Saved entries
※
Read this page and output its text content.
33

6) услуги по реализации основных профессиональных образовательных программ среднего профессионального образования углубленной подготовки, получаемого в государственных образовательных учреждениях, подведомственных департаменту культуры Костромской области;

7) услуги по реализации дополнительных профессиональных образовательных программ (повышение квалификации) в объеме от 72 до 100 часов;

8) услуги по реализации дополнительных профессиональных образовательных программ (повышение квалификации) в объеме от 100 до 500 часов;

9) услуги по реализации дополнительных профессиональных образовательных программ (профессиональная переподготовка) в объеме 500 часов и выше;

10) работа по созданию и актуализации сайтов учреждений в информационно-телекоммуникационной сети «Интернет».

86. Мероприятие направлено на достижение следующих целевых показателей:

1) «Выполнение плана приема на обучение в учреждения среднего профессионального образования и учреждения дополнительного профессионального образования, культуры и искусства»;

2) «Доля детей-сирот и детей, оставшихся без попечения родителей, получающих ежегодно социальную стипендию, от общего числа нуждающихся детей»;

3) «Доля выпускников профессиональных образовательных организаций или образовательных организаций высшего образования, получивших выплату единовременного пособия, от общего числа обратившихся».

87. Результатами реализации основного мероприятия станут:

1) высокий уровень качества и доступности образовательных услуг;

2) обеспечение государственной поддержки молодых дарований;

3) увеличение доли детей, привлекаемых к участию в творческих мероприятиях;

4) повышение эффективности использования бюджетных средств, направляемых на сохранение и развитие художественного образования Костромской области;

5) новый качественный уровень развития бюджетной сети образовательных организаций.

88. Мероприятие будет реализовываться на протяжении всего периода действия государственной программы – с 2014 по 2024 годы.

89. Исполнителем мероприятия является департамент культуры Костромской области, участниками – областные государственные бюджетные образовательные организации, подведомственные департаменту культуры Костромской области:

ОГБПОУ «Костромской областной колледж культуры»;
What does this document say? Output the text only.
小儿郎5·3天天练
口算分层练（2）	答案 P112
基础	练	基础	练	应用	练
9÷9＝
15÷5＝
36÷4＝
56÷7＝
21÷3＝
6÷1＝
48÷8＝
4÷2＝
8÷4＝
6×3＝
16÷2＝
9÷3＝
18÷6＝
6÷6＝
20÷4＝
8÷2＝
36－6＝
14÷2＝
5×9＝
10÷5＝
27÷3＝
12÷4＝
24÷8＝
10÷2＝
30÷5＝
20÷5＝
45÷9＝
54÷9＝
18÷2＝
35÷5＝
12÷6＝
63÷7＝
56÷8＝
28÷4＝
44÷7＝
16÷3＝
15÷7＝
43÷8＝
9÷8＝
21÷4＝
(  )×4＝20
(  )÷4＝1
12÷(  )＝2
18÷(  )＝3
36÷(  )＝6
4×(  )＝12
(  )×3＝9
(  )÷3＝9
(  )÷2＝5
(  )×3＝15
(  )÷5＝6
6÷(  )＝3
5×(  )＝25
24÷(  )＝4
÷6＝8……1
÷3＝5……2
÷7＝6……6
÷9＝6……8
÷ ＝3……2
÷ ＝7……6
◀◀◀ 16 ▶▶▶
※
> **Requirement**
Above is a listing; report how many of its lines include the word "организаций", giving the number only.

> **Solution to this problem**
2